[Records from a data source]

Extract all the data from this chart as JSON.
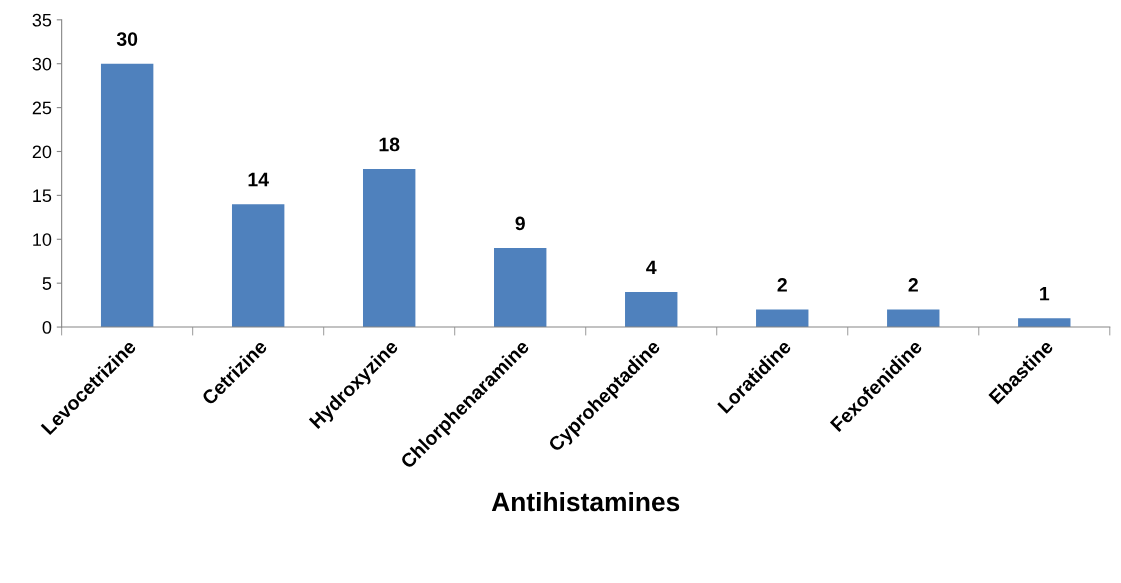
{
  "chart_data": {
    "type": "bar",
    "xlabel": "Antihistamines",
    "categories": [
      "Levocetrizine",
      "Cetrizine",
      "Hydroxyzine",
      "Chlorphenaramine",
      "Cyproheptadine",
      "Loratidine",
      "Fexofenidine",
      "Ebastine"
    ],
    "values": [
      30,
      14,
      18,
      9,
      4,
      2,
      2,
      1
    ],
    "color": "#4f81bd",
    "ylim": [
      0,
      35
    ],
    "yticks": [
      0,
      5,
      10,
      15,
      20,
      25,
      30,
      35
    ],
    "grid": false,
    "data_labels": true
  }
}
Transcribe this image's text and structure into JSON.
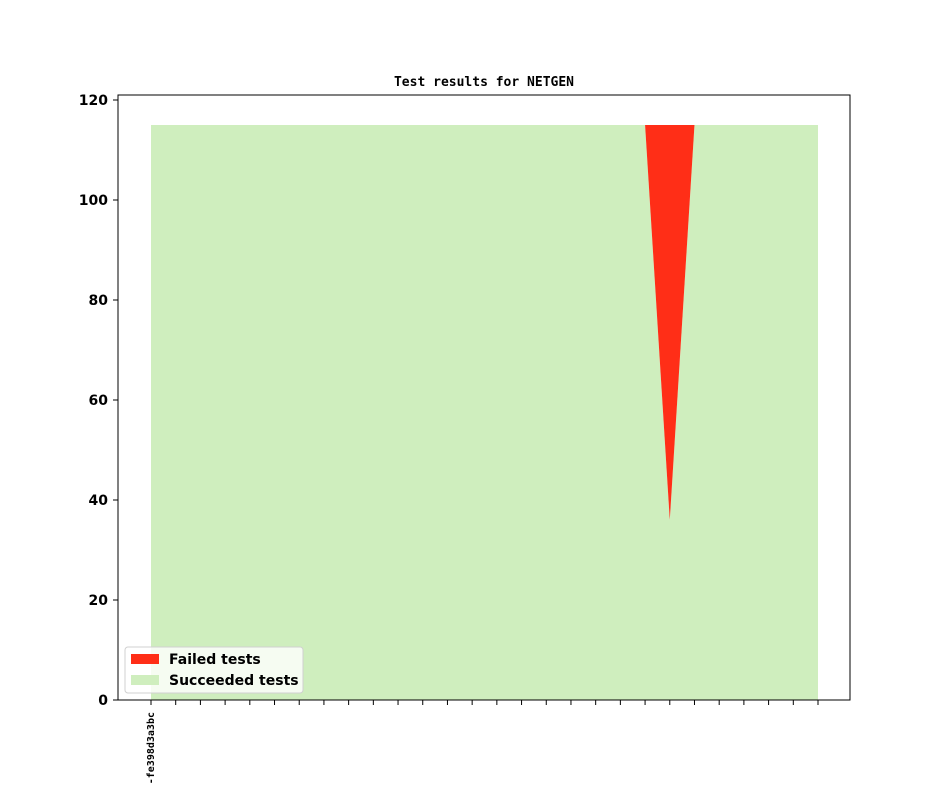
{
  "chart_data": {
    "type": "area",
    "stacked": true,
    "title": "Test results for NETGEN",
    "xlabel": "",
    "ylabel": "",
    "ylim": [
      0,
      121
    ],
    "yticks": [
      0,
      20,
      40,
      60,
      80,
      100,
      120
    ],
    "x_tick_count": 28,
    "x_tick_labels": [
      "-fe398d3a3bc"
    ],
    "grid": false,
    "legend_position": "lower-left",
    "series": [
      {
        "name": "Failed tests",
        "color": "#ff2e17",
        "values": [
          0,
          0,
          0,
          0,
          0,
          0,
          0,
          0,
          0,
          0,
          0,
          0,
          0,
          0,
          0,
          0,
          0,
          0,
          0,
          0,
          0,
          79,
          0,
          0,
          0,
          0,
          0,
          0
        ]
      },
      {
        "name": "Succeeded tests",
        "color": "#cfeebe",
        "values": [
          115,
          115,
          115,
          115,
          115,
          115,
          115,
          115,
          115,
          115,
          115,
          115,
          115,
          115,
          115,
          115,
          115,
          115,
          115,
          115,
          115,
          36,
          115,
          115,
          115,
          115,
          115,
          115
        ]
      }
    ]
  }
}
...
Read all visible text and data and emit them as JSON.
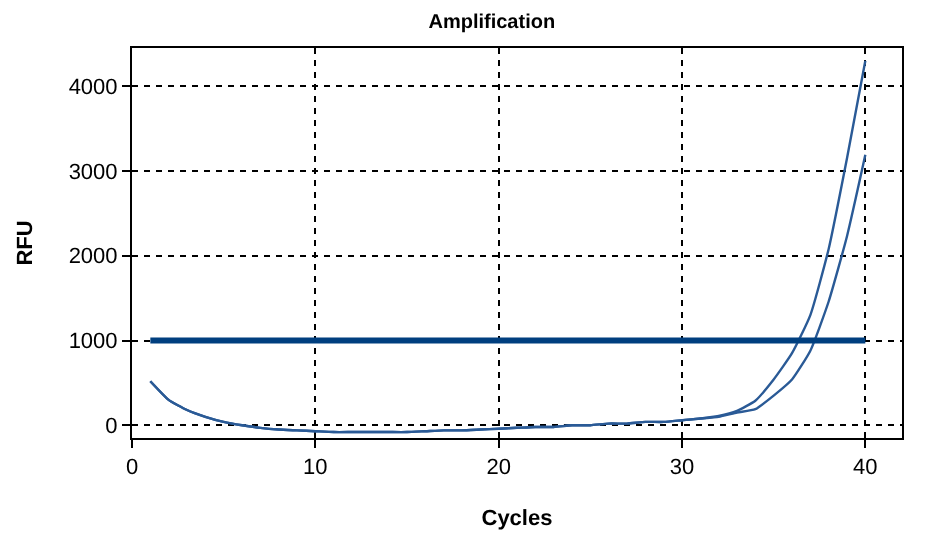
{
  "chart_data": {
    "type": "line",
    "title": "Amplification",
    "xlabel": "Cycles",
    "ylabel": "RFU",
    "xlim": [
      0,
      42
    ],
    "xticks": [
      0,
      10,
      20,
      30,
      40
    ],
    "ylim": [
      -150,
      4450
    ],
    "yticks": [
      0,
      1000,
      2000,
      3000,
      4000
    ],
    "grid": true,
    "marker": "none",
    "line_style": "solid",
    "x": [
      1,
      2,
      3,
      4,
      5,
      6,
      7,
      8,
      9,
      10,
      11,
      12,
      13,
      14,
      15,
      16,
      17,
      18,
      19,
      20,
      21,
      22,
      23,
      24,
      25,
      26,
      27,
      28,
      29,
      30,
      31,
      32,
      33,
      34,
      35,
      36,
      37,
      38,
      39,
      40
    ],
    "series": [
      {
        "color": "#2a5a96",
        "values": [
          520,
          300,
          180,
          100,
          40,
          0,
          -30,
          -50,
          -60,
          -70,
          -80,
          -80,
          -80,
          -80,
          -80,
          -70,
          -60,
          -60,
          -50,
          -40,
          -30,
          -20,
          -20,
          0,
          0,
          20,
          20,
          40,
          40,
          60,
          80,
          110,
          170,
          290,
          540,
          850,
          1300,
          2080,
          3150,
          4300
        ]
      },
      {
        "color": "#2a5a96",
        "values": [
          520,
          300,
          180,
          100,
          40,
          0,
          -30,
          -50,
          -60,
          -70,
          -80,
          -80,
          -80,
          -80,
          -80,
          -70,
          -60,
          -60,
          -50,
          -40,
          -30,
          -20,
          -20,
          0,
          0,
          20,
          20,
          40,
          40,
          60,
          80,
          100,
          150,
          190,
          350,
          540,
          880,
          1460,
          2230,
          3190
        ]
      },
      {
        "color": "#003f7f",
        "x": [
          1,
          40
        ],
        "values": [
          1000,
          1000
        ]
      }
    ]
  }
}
---
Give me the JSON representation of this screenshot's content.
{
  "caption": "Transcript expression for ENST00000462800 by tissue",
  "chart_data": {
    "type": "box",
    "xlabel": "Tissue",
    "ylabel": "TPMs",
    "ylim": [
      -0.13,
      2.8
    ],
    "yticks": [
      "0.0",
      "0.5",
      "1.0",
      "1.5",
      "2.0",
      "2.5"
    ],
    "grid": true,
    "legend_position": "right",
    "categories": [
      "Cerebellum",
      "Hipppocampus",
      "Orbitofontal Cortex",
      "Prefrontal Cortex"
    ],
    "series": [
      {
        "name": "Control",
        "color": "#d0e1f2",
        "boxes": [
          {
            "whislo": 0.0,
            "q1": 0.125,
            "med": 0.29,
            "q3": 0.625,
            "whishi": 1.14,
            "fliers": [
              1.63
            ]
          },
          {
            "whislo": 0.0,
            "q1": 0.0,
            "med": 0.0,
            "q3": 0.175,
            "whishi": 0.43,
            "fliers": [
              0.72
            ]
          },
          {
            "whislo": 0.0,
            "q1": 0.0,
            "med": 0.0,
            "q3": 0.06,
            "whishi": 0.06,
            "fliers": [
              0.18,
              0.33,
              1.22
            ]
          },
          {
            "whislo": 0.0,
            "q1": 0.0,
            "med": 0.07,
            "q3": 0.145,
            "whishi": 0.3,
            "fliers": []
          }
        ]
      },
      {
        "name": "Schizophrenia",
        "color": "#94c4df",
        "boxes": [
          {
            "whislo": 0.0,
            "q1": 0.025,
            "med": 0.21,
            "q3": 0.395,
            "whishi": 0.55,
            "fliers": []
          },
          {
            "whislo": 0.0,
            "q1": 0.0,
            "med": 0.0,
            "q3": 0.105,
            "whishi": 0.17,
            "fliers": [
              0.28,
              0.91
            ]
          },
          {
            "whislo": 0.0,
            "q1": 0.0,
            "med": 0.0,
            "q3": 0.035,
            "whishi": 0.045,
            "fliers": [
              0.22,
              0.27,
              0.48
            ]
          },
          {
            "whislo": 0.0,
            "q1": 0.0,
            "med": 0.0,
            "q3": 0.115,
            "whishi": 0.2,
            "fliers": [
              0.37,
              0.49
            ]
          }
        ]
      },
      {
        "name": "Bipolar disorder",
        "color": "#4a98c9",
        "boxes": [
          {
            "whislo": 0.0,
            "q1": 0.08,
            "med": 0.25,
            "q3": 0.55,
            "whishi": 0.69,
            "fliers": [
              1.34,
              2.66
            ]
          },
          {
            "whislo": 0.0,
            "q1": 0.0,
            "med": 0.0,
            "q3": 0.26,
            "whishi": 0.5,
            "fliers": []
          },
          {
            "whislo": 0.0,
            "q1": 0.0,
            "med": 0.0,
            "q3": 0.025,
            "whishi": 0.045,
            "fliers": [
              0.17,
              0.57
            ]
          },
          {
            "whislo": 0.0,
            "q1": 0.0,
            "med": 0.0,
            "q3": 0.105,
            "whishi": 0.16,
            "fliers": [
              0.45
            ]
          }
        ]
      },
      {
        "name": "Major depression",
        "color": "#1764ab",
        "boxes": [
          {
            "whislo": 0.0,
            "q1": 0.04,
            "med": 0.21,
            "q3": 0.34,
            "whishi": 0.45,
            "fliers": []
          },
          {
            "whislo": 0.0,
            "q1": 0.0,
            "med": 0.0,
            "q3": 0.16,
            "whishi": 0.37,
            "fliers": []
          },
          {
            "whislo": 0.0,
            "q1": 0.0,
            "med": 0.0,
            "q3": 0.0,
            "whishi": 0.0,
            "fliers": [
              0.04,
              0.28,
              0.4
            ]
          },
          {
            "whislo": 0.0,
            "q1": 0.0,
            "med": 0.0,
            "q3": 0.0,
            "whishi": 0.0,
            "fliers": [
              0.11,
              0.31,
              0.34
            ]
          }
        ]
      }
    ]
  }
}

[Goal] Determine how many lines contain the word "JSON" and reply with that number alone.

[Completed exercise] 4